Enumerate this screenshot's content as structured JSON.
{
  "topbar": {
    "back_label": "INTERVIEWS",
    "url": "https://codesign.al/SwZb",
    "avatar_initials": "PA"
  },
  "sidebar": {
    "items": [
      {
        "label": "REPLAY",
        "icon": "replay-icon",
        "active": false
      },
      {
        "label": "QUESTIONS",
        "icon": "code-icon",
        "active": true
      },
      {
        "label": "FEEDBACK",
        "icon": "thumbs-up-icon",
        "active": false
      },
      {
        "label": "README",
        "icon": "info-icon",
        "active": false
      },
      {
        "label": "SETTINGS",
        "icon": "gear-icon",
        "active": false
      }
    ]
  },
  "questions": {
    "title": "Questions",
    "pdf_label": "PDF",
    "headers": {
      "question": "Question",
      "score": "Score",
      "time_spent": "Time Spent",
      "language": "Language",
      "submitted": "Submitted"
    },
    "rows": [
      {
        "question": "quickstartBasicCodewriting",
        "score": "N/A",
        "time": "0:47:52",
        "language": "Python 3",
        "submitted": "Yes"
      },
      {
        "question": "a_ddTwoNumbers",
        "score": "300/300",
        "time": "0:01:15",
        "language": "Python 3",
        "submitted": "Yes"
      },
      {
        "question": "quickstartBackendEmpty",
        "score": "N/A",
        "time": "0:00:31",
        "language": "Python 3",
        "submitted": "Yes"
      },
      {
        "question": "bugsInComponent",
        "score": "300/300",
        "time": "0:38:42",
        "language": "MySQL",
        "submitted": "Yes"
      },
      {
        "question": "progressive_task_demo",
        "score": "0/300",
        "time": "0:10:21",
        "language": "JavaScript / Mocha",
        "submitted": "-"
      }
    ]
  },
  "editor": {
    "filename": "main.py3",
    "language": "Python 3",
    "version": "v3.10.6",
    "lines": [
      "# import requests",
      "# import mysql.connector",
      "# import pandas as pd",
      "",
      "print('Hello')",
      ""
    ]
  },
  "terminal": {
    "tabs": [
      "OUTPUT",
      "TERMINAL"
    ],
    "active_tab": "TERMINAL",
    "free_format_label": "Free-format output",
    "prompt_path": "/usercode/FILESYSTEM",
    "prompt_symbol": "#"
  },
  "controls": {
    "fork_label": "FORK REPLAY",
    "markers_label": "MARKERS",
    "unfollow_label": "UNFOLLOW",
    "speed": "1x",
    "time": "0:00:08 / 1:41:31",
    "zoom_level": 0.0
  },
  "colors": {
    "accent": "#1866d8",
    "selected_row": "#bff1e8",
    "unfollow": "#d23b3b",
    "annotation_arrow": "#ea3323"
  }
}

----

▶ _TASK_
Please reproduce each line exactly as written.

▶ _EXERCISE SOLUTION_
Enumerate this screenshot's content as structured JSON.
{
  "topbar": {
    "back_label": "INTERVIEWS",
    "url": "https://codesign.al/SwZb",
    "avatar_initials": "PA"
  },
  "sidebar": {
    "items": [
      {
        "label": "REPLAY",
        "icon": "replay-icon",
        "active": false
      },
      {
        "label": "QUESTIONS",
        "icon": "code-icon",
        "active": true
      },
      {
        "label": "FEEDBACK",
        "icon": "thumbs-up-icon",
        "active": false
      },
      {
        "label": "README",
        "icon": "info-icon",
        "active": false
      },
      {
        "label": "SETTINGS",
        "icon": "gear-icon",
        "active": false
      }
    ]
  },
  "questions": {
    "title": "Questions",
    "pdf_label": "PDF",
    "headers": {
      "question": "Question",
      "score": "Score",
      "time_spent": "Time Spent",
      "language": "Language",
      "submitted": "Submitted"
    },
    "rows": [
      {
        "question": "quickstartBasicCodewriting",
        "score": "N/A",
        "time": "0:47:52",
        "language": "Python 3",
        "submitted": "Yes"
      },
      {
        "question": "a_ddTwoNumbers",
        "score": "300/300",
        "time": "0:01:15",
        "language": "Python 3",
        "submitted": "Yes"
      },
      {
        "question": "quickstartBackendEmpty",
        "score": "N/A",
        "time": "0:00:31",
        "language": "Python 3",
        "submitted": "Yes"
      },
      {
        "question": "bugsInComponent",
        "score": "300/300",
        "time": "0:38:42",
        "language": "MySQL",
        "submitted": "Yes"
      },
      {
        "question": "progressive_task_demo",
        "score": "0/300",
        "time": "0:10:21",
        "language": "JavaScript / Mocha",
        "submitted": "-"
      }
    ]
  },
  "editor": {
    "filename": "main.py3",
    "language": "Python 3",
    "version": "v3.10.6",
    "lines": [
      "# import requests",
      "# import mysql.connector",
      "# import pandas as pd",
      "",
      "print('Hello')",
      ""
    ]
  },
  "terminal": {
    "tabs": [
      "OUTPUT",
      "TERMINAL"
    ],
    "active_tab": "TERMINAL",
    "free_format_label": "Free-format output",
    "prompt_path": "/usercode/FILESYSTEM",
    "prompt_symbol": "#"
  },
  "controls": {
    "fork_label": "FORK REPLAY",
    "markers_label": "MARKERS",
    "unfollow_label": "UNFOLLOW",
    "speed": "1x",
    "time": "0:00:08 / 1:41:31",
    "zoom_level": 0.0
  },
  "colors": {
    "accent": "#1866d8",
    "selected_row": "#bff1e8",
    "unfollow": "#d23b3b",
    "annotation_arrow": "#ea3323"
  }
}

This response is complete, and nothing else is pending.